◆ Problem requirements
Return each line of the records holding the string "false".
+++++
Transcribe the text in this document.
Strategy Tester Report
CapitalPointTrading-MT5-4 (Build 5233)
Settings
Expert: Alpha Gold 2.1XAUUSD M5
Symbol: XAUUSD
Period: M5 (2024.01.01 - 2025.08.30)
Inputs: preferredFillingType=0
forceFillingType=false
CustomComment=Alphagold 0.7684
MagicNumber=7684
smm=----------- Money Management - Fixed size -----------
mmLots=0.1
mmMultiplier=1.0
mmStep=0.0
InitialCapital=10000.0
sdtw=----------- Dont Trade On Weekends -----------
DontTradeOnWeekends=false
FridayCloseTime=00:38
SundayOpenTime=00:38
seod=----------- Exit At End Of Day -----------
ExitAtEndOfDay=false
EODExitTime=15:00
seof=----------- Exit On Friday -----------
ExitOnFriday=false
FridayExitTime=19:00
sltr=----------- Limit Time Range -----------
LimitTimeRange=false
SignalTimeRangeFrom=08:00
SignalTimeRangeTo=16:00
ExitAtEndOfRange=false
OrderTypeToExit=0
+++++
◆ Answer to this problem
forceFillingType=false
DontTradeOnWeekends=false
ExitAtEndOfDay=false
ExitOnFriday=false
LimitTimeRange=false
ExitAtEndOfRange=false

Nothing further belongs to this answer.